-- PROBLEM DESCRIPTION --
Search the listing below for the string "AvrPto" and show each line that contains it.

-- RECORDS SHOWN --
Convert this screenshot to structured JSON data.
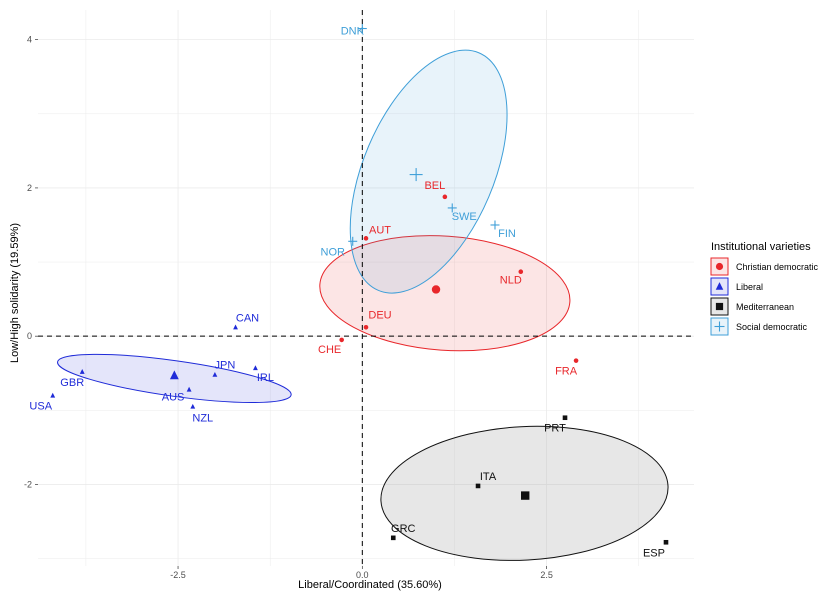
{
  "chart_data": {
    "type": "scatter",
    "xlabel": "Liberal/Coordinated (35.60%)",
    "ylabel": "Low/High solidarity (19.59%)",
    "xlim": [
      -4.4,
      4.5
    ],
    "ylim": [
      -3.1,
      4.4
    ],
    "x_ticks": [
      -2.5,
      0,
      2.5
    ],
    "x_tick_labels": [
      "-2.5",
      "0.0",
      "2.5"
    ],
    "y_ticks": [
      -2,
      0,
      2,
      4
    ],
    "y_tick_labels": [
      "-2",
      "0",
      "2",
      "4"
    ],
    "reference_lines": {
      "x": 0,
      "y": 0
    },
    "legend": {
      "title": "Institutional varieties",
      "position": "right",
      "entries": [
        "Christian democratic",
        "Liberal",
        "Mediterranean",
        "Social democratic"
      ]
    },
    "series": [
      {
        "name": "Christian democratic",
        "color": "#e8272b",
        "shape": "circle",
        "points": [
          {
            "label": "BEL",
            "x": 1.12,
            "y": 1.88
          },
          {
            "label": "AUT",
            "x": 0.05,
            "y": 1.32
          },
          {
            "label": "NLD",
            "x": 2.15,
            "y": 0.87
          },
          {
            "label": "DEU",
            "x": 0.05,
            "y": 0.12
          },
          {
            "label": "CHE",
            "x": -0.28,
            "y": -0.05
          },
          {
            "label": "FRA",
            "x": 2.9,
            "y": -0.33
          }
        ],
        "centroid": {
          "x": 1.0,
          "y": 0.63
        },
        "ellipse": {
          "cx": 1.12,
          "cy": 0.58,
          "rx": 1.7,
          "ry": 0.77,
          "angle": -4
        }
      },
      {
        "name": "Liberal",
        "color": "#1f2bd8",
        "shape": "triangle",
        "points": [
          {
            "label": "CAN",
            "x": -1.72,
            "y": 0.12
          },
          {
            "label": "JPN",
            "x": -2.0,
            "y": -0.52
          },
          {
            "label": "IRL",
            "x": -1.45,
            "y": -0.43
          },
          {
            "label": "GBR",
            "x": -3.8,
            "y": -0.48
          },
          {
            "label": "USA",
            "x": -4.2,
            "y": -0.8
          },
          {
            "label": "AUS",
            "x": -2.35,
            "y": -0.72
          },
          {
            "label": "NZL",
            "x": -2.3,
            "y": -0.95
          }
        ],
        "centroid": {
          "x": -2.55,
          "y": -0.53
        },
        "ellipse": {
          "cx": -2.55,
          "cy": -0.57,
          "rx": 1.6,
          "ry": 0.24,
          "angle": -8
        }
      },
      {
        "name": "Mediterranean",
        "color": "#111111",
        "shape": "square",
        "points": [
          {
            "label": "PRT",
            "x": 2.75,
            "y": -1.1
          },
          {
            "label": "ITA",
            "x": 1.57,
            "y": -2.02
          },
          {
            "label": "GRC",
            "x": 0.42,
            "y": -2.72
          },
          {
            "label": "ESP",
            "x": 4.12,
            "y": -2.78
          }
        ],
        "centroid": {
          "x": 2.21,
          "y": -2.15
        },
        "ellipse": {
          "cx": 2.2,
          "cy": -2.12,
          "rx": 1.95,
          "ry": 0.9,
          "angle": 3
        }
      },
      {
        "name": "Social democratic",
        "color": "#3f9fd8",
        "shape": "cross",
        "points": [
          {
            "label": "DNK",
            "x": 0.0,
            "y": 4.15
          },
          {
            "label": "SWE",
            "x": 1.22,
            "y": 1.73
          },
          {
            "label": "FIN",
            "x": 1.8,
            "y": 1.5
          },
          {
            "label": "NOR",
            "x": -0.13,
            "y": 1.28
          }
        ],
        "centroid": {
          "x": 0.73,
          "y": 2.18
        },
        "ellipse": {
          "cx": 0.9,
          "cy": 2.22,
          "rx": 1.75,
          "ry": 0.88,
          "angle": 67
        }
      }
    ]
  }
}
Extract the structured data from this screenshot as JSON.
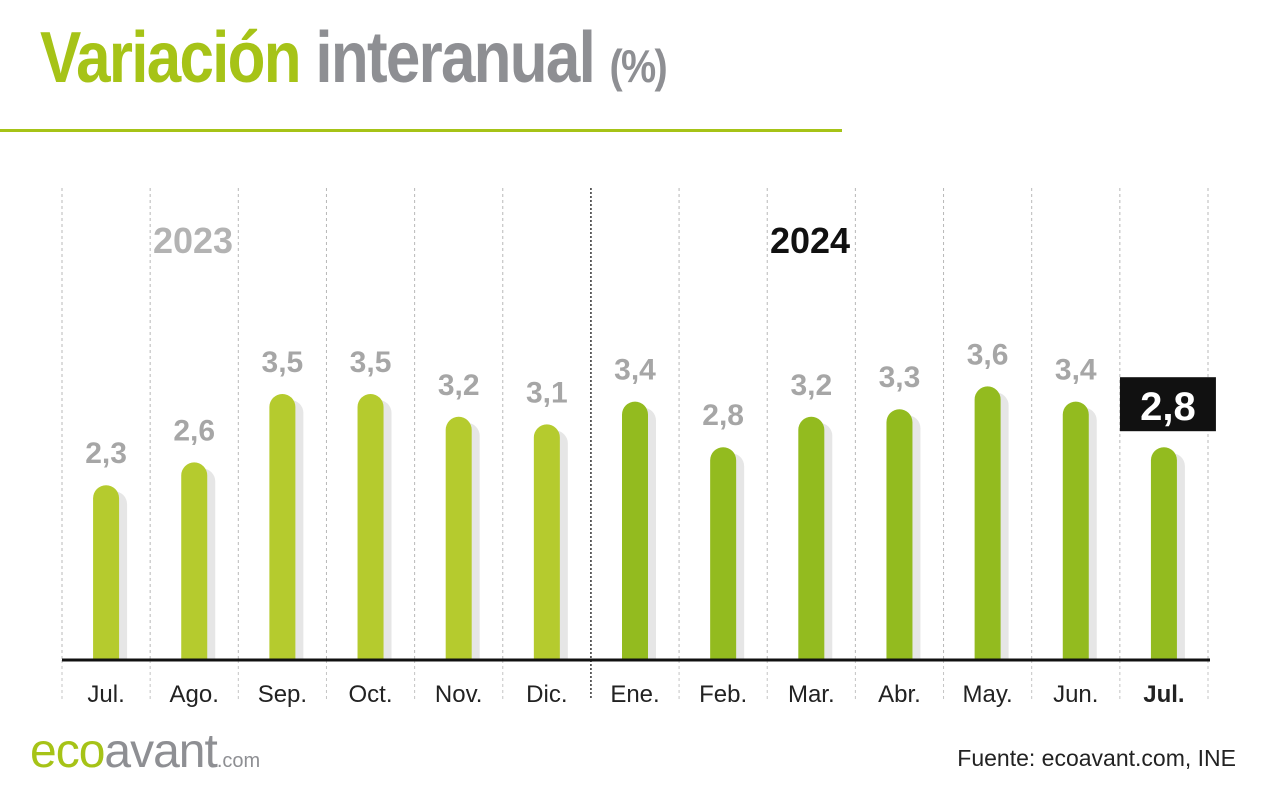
{
  "title": {
    "part1": "Variación",
    "part2": "interanual",
    "part3": "(%)"
  },
  "logo": {
    "eco": "eco",
    "avant": "avant",
    "com": ".com"
  },
  "source": "Fuente: ecoavant.com, INE",
  "colors": {
    "accent": "#a6c317",
    "bar_2023": "#b5cb2e",
    "bar_2024": "#93bb1f",
    "gray_text": "#a6a6a6",
    "dark": "#111111",
    "shadow": "#e6e6e6"
  },
  "chart_data": {
    "type": "bar",
    "categories": [
      "Jul.",
      "Ago.",
      "Sep.",
      "Oct.",
      "Nov.",
      "Dic.",
      "Ene.",
      "Feb.",
      "Mar.",
      "Abr.",
      "May.",
      "Jun.",
      "Jul."
    ],
    "values": [
      2.3,
      2.6,
      3.5,
      3.5,
      3.2,
      3.1,
      3.4,
      2.8,
      3.2,
      3.3,
      3.6,
      3.4,
      2.8
    ],
    "value_labels": [
      "2,3",
      "2,6",
      "3,5",
      "3,5",
      "3,2",
      "3,1",
      "3,4",
      "2,8",
      "3,2",
      "3,3",
      "3,6",
      "3,4",
      "2,8"
    ],
    "year_groups": [
      {
        "label": "2023",
        "start": 0,
        "end": 5
      },
      {
        "label": "2024",
        "start": 6,
        "end": 12
      }
    ],
    "highlight_index": 12,
    "ylim": [
      0,
      3.6
    ],
    "grid": true
  }
}
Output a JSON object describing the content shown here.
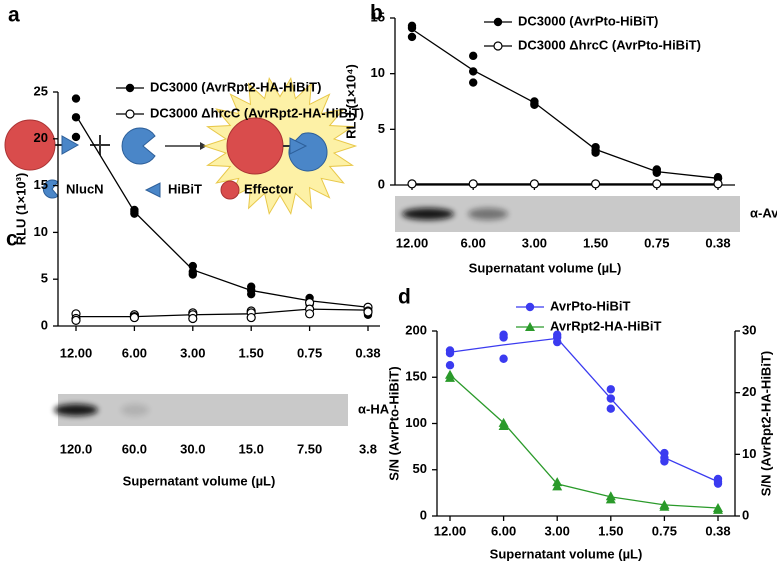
{
  "panel_a": {
    "label": "a",
    "legend": [
      "NlucN",
      "HiBiT",
      "Effector"
    ]
  },
  "chart_data": [
    {
      "type": "line",
      "panel_label": "b",
      "categories": [
        "12.00",
        "6.00",
        "3.00",
        "1.50",
        "0.75",
        "0.38"
      ],
      "x_label": "Supernatant volume (µL)",
      "y_label": "RLU (1×10⁴)",
      "ylim": [
        0,
        15
      ],
      "yticks": [
        0,
        5,
        10,
        15
      ],
      "blot_label": "α-AvrPto",
      "series": [
        {
          "name": "DC3000 (AvrPto-HiBiT)",
          "color": "#000000",
          "marker": "filled",
          "values": [
            14.0,
            10.3,
            7.4,
            3.2,
            1.2,
            0.6
          ],
          "replicates": [
            [
              14.3,
              14.1,
              13.3
            ],
            [
              11.6,
              10.2,
              9.2
            ],
            [
              7.5,
              7.3,
              7.2
            ],
            [
              3.4,
              3.1,
              2.9
            ],
            [
              1.4,
              1.2,
              1.1
            ],
            [
              0.7,
              0.6,
              0.6
            ]
          ]
        },
        {
          "name": "DC3000 ΔhrcC (AvrPto-HiBiT)",
          "color": "#000000",
          "marker": "open",
          "values": [
            0.1,
            0.1,
            0.1,
            0.1,
            0.1,
            0.1
          ],
          "replicates": [
            [
              0.1
            ],
            [
              0.1
            ],
            [
              0.1
            ],
            [
              0.1
            ],
            [
              0.1
            ],
            [
              0.1
            ]
          ]
        }
      ]
    },
    {
      "type": "line",
      "panel_label": "c",
      "categories": [
        "12.00",
        "6.00",
        "3.00",
        "1.50",
        "0.75",
        "0.38"
      ],
      "categories_2": [
        "120.0",
        "60.0",
        "30.0",
        "15.0",
        "7.50",
        "3.8"
      ],
      "x_label": "Supernatant volume (µL)",
      "y_label": "RLU (1×10³)",
      "ylim": [
        0,
        25
      ],
      "yticks": [
        0,
        5,
        10,
        15,
        20,
        25
      ],
      "blot_label": "α-HA",
      "series": [
        {
          "name": "DC3000 (AvrRpt2-HA-HiBiT)",
          "color": "#000000",
          "marker": "filled",
          "values": [
            22.5,
            12.2,
            6.0,
            3.8,
            2.7,
            2.0
          ],
          "replicates": [
            [
              24.3,
              22.3,
              20.2
            ],
            [
              12.4,
              12.2,
              12.0
            ],
            [
              6.4,
              5.8,
              5.5
            ],
            [
              4.2,
              3.8,
              3.4
            ],
            [
              3.0,
              2.6,
              2.3
            ],
            [
              2.0,
              1.8,
              1.2
            ]
          ]
        },
        {
          "name": "DC3000 ΔhrcC (AvrRpt2-HA-HiBiT)",
          "color": "#000000",
          "marker": "open",
          "values": [
            1.0,
            1.0,
            1.2,
            1.3,
            1.8,
            1.7
          ],
          "replicates": [
            [
              1.3,
              0.8,
              0.6
            ],
            [
              1.2,
              1.0,
              0.9
            ],
            [
              1.4,
              1.2,
              0.8
            ],
            [
              1.6,
              1.4,
              0.9
            ],
            [
              2.5,
              1.8,
              1.3
            ],
            [
              2.0,
              1.6,
              1.5
            ]
          ]
        }
      ]
    },
    {
      "type": "line",
      "panel_label": "d",
      "categories": [
        "12.00",
        "6.00",
        "3.00",
        "1.50",
        "0.75",
        "0.38"
      ],
      "x_label": "Supernatant volume (µL)",
      "y_label": "S/N (AvrPto-HiBiT)",
      "y2_label": "S/N (AvrRpt2-HA-HiBiT)",
      "ylim": [
        0,
        200
      ],
      "yticks": [
        0,
        50,
        100,
        150,
        200
      ],
      "y2lim": [
        0,
        30
      ],
      "y2ticks": [
        0,
        10,
        20,
        30
      ],
      "series": [
        {
          "name": "AvrPto-HiBiT",
          "color": "#3b3bf0",
          "marker": "circle",
          "values": [
            177,
            185,
            192,
            127,
            63,
            37
          ],
          "replicates": [
            [
              179,
              176,
              163
            ],
            [
              196,
              193,
              170
            ],
            [
              196,
              193,
              188
            ],
            [
              137,
              127,
              116
            ],
            [
              68,
              63,
              59
            ],
            [
              40,
              37,
              35
            ]
          ]
        },
        {
          "name": "AvrRpt2-HA-HiBiT",
          "color": "#2a9a2a",
          "marker": "triangle",
          "axis": "y2",
          "values": [
            22.9,
            15.1,
            5.2,
            3.1,
            1.8,
            1.3
          ],
          "replicates": [
            [
              22.9,
              22.4
            ],
            [
              15.1,
              14.6
            ],
            [
              5.5,
              4.8
            ],
            [
              3.2,
              2.7
            ],
            [
              1.8,
              1.5
            ],
            [
              1.3,
              1.0
            ]
          ]
        }
      ]
    }
  ]
}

-- EXERCISE RESULT --
      "blot_label": "α-AvrPto",
          "name": "DC3000 (AvrPto-HiBiT)",
          "name": "DC3000 ΔhrcC (AvrPto-HiBiT)",
      "y_label": "S/N (AvrPto-HiBiT)",
          "name": "AvrPto-HiBiT",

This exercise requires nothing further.